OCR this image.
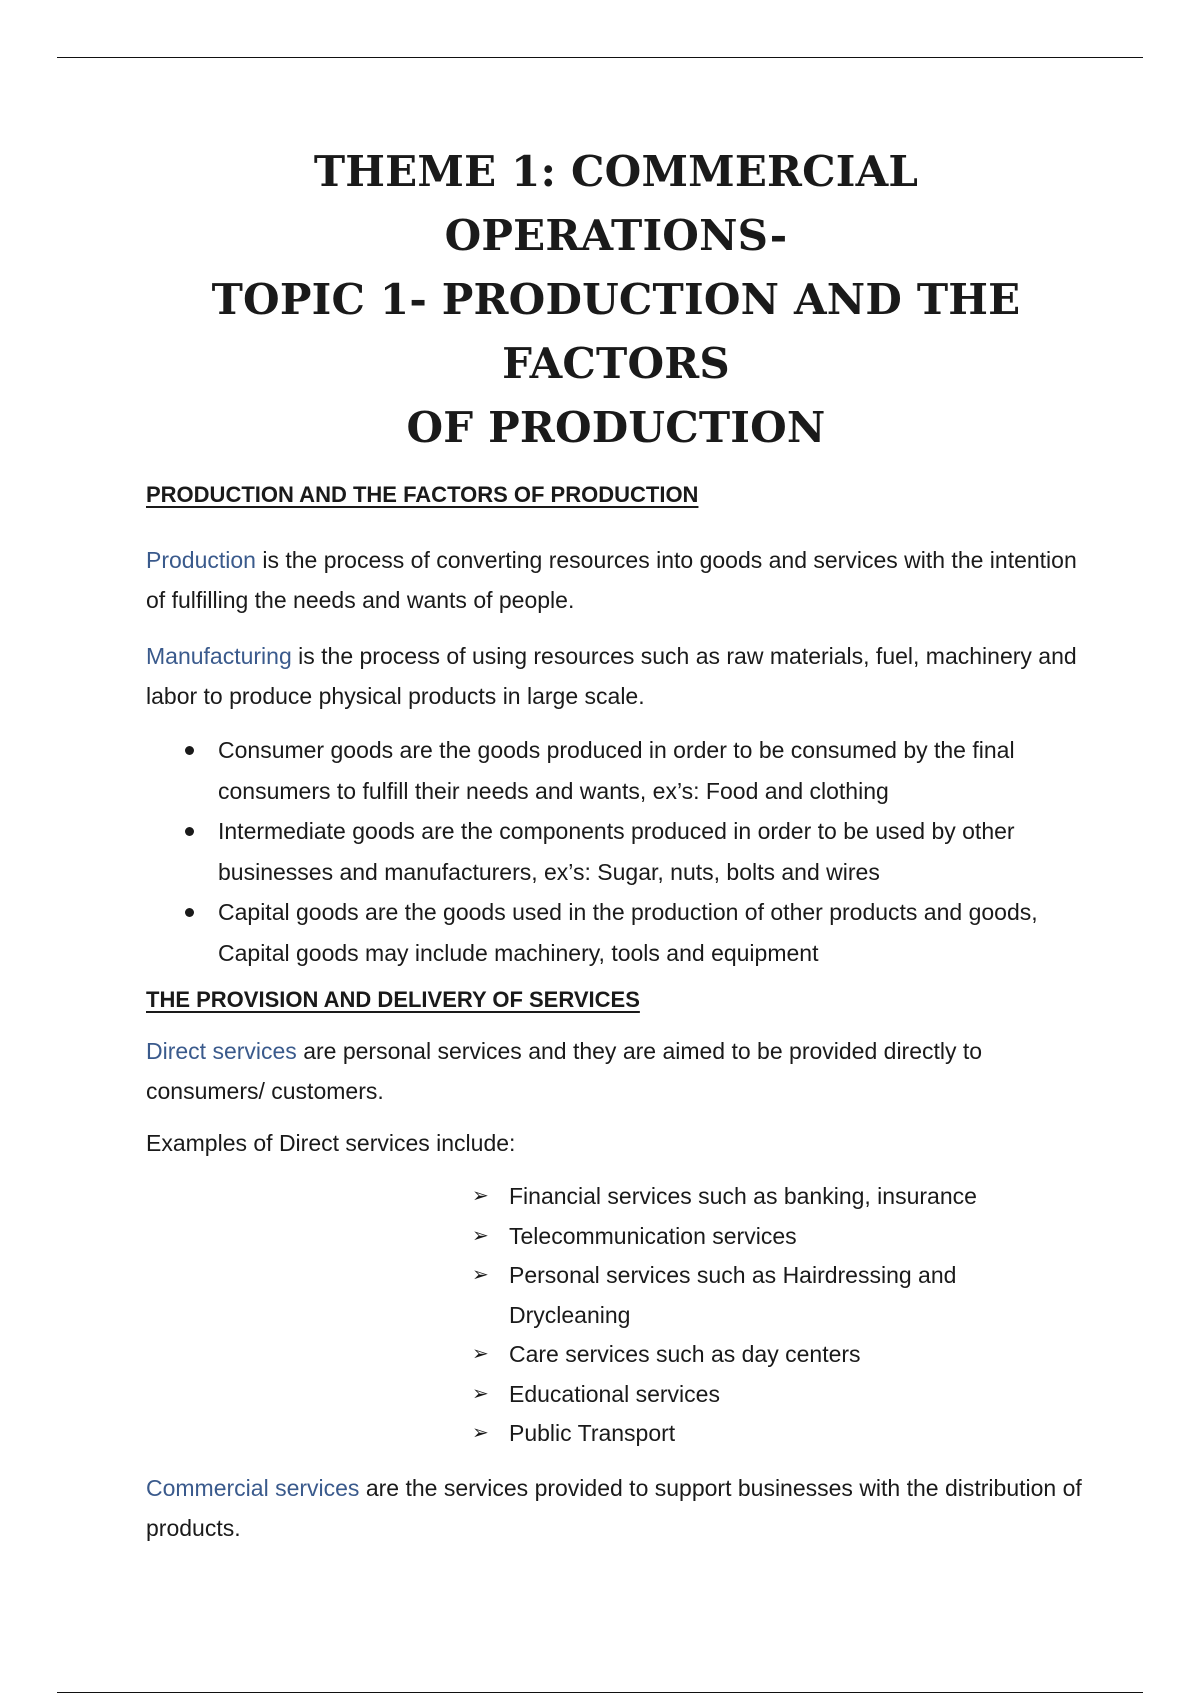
THEME 1: COMMERCIAL OPERATIONS-
TOPIC 1- PRODUCTION AND THE FACTORS
OF PRODUCTION
PRODUCTION AND THE FACTORS OF PRODUCTION

Production is the process of converting resources into goods and services with the intention of fulfilling the needs and wants of people.

Manufacturing is the process of using resources such as raw materials, fuel, machinery and labor to produce physical products in large scale.

Consumer goods are the goods produced in order to be consumed by the final consumers to fulfill their needs and wants, ex’s: Food and clothing
Intermediate goods are the components produced in order to be used by other businesses and manufacturers, ex’s: Sugar, nuts, bolts and wires
Capital goods are the goods used in the production of other products and goods, Capital goods may include machinery, tools and equipment
THE PROVISION AND DELIVERY OF SERVICES

Direct services are personal services and they are aimed to be provided directly to consumers/ customers.

Examples of Direct services include:

➢ Financial services such as banking, insurance
➢ Telecommunication services
➢ Personal services such as Hairdressing and Drycleaning
➢ Care services such as day centers
➢ Educational services
➢ Public Transport

Commercial services are the services provided to support businesses with the distribution of products.
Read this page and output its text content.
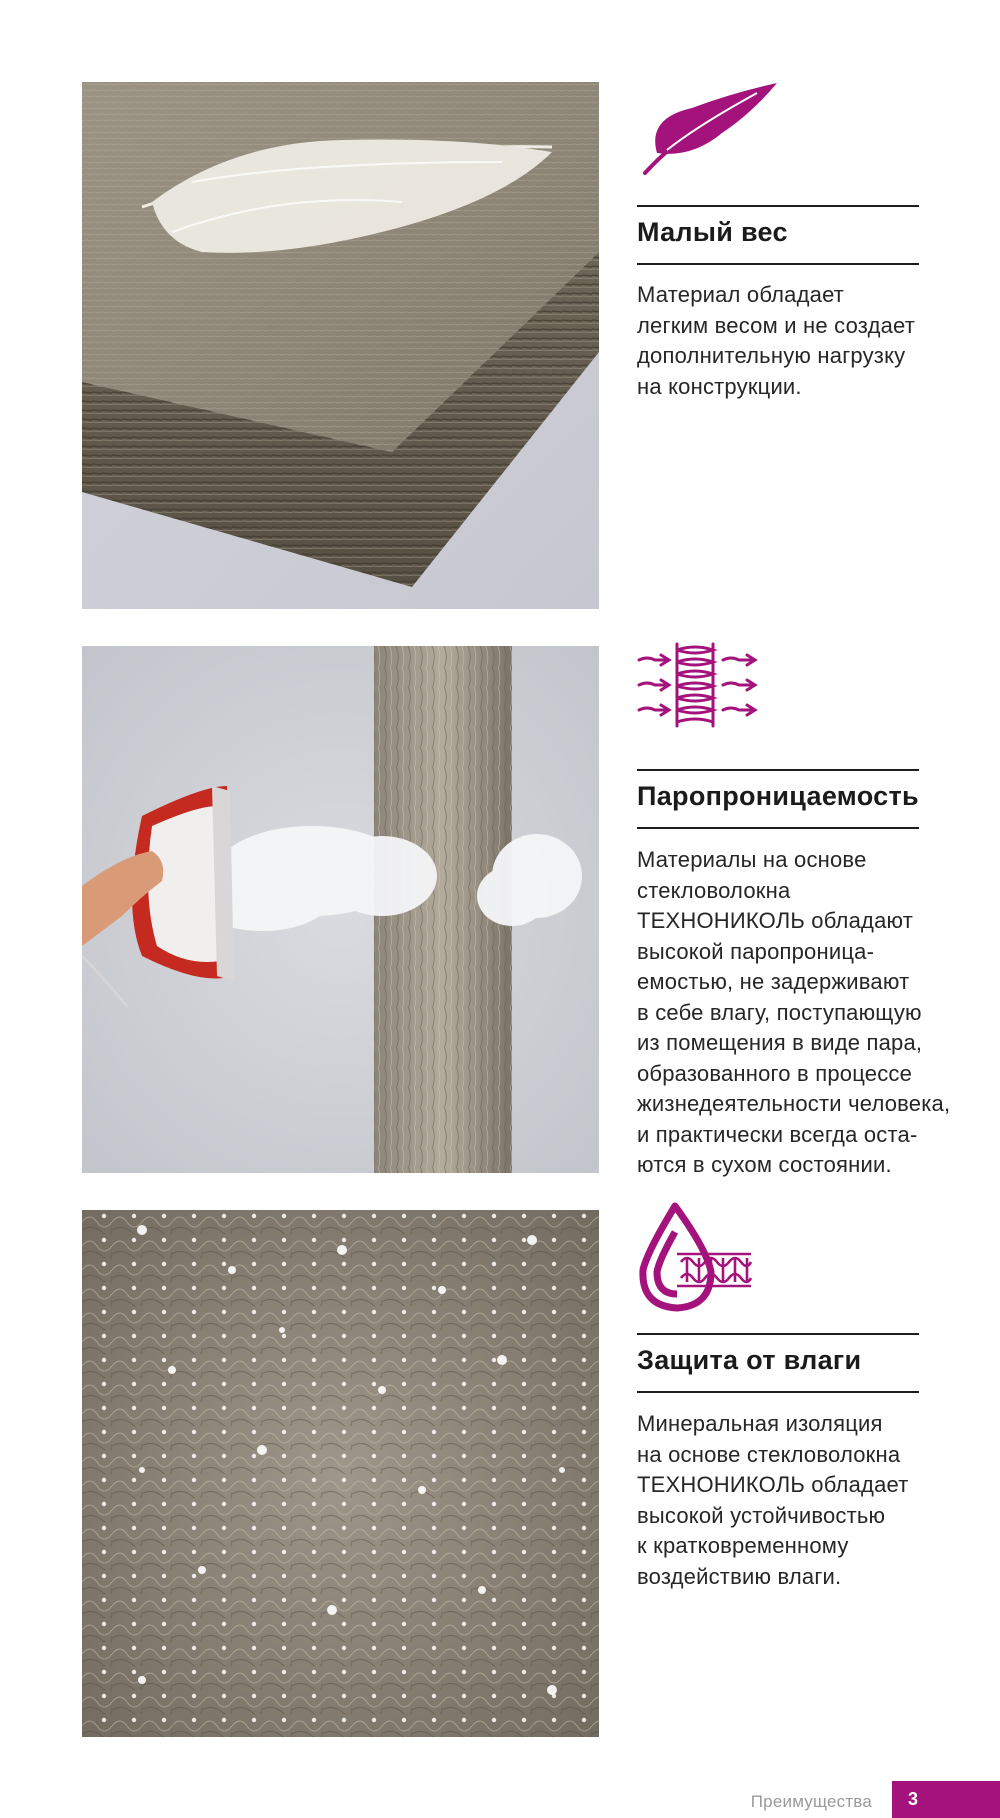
Малый вес
Материал обладает
легким весом и не создает
дополнительную нагрузку
на конструкции.
Паропроницаемость
Материалы на основе
стекловолокна
ТЕХНОНИКОЛЬ обладают
высокой паропроница-
емостью, не задерживают
в себе влагу, поступающую
из помещения в виде пара,
образованного в процессе
жизнедеятельности человека,
и практически всегда оста-
ются в сухом состоянии.
Защита от влаги
Минеральная изоляция
на основе стекловолокна
ТЕХНОНИКОЛЬ обладает
высокой устойчивостью
к кратковременному
воздействию влаги.
Преимущества 3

________

## [Your objective]
Scan the data for the word "goods" and copy every line where it shows up.

## [Exercise solution]
Production is the process of converting resources into goods and services with the intention of fulfilling the needs and wants of people.
Consumer goods are the goods produced in order to be consumed by the final consumers to fulfill their needs and wants, ex’s: Food and clothing
Intermediate goods are the components produced in order to be used by other businesses and manufacturers, ex’s: Sugar, nuts, bolts and wires
Capital goods are the goods used in the production of other products and goods, Capital goods may include machinery, tools and equipment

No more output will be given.